To be done = No images are to be carried over; print all other material exactly as it stands.

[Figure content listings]
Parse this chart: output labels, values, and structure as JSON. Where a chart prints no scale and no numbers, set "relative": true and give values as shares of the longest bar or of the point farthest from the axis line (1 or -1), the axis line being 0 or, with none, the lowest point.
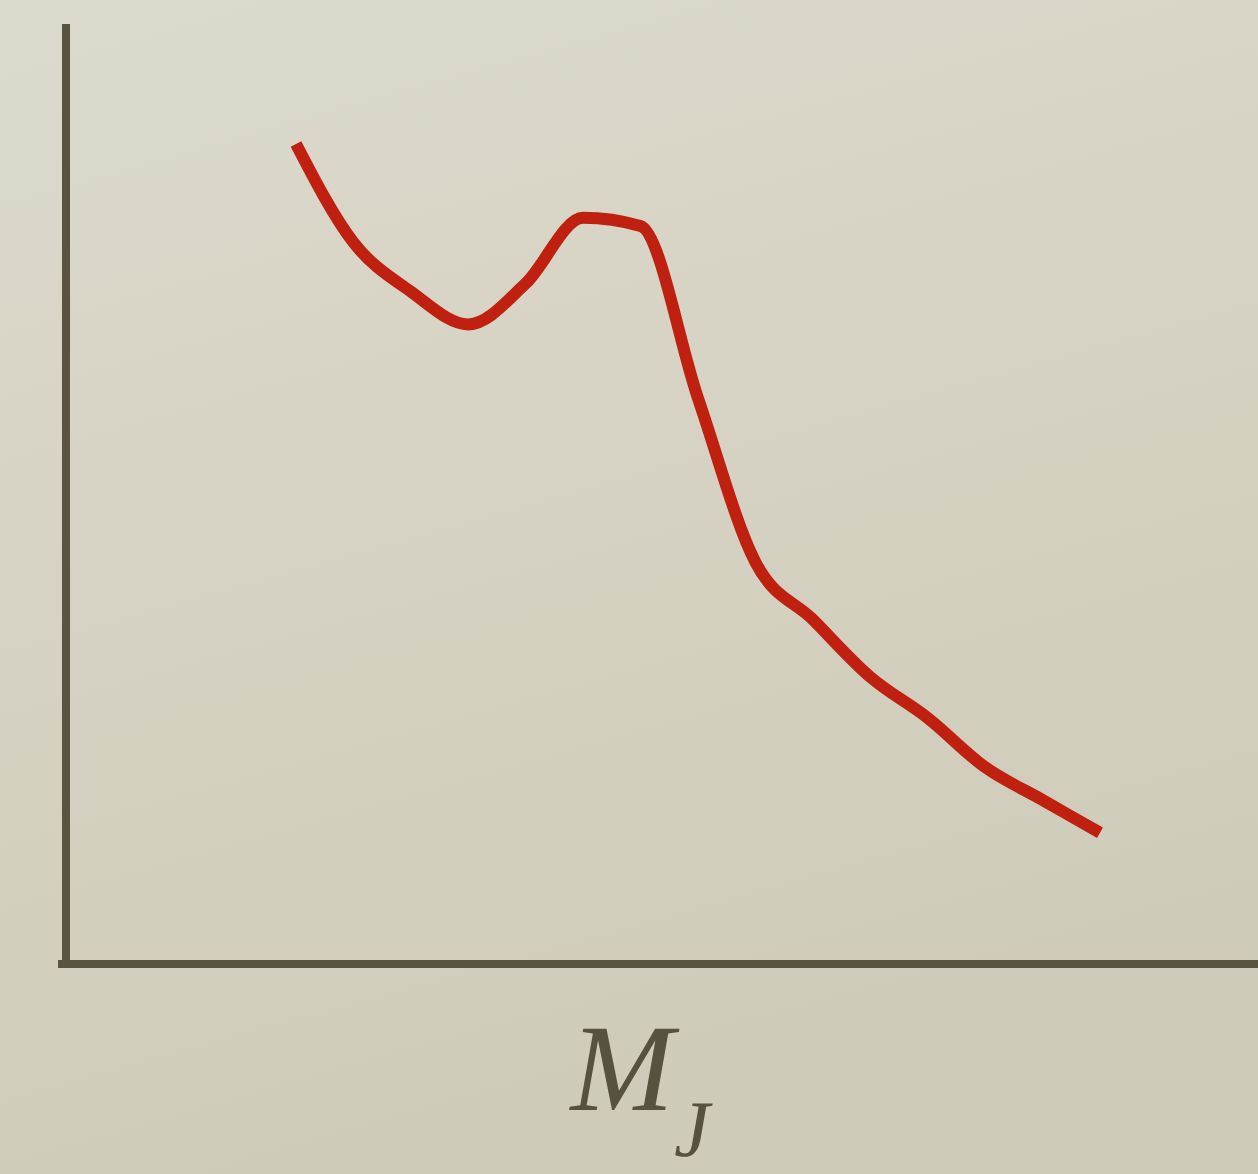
{
  "chart_data": {
    "type": "line",
    "relative": true,
    "xlabel": "M$_{J}$",
    "color": "#c0200f",
    "categories": [
      null,
      null,
      null,
      null,
      null,
      null,
      null,
      null,
      null,
      null,
      null,
      null,
      null,
      null,
      null
    ],
    "values": [
      1,
      0.88,
      0.82,
      0.78,
      0.83,
      0.91,
      0.9,
      0.69,
      0.49,
      0.42,
      0.35,
      0.3,
      0.24,
      0.2,
      0.16
    ]
  }
}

Reply =
Parse this chart: output labels, values, and structure as JSON. Where a chart prints no scale and no numbers, set "relative": true and give values as shares of the longest bar or of the point farthest from the axis line (1 or -1), the axis line being 0 or, with none, the lowest point.
{
  "chart_data": {
    "type": "line",
    "relative": true,
    "xlabel": "M$_{J}$",
    "color": "#c0200f",
    "categories": [
      null,
      null,
      null,
      null,
      null,
      null,
      null,
      null,
      null,
      null,
      null,
      null,
      null,
      null,
      null
    ],
    "values": [
      1,
      0.88,
      0.82,
      0.78,
      0.83,
      0.91,
      0.9,
      0.69,
      0.49,
      0.42,
      0.35,
      0.3,
      0.24,
      0.2,
      0.16
    ]
  }
}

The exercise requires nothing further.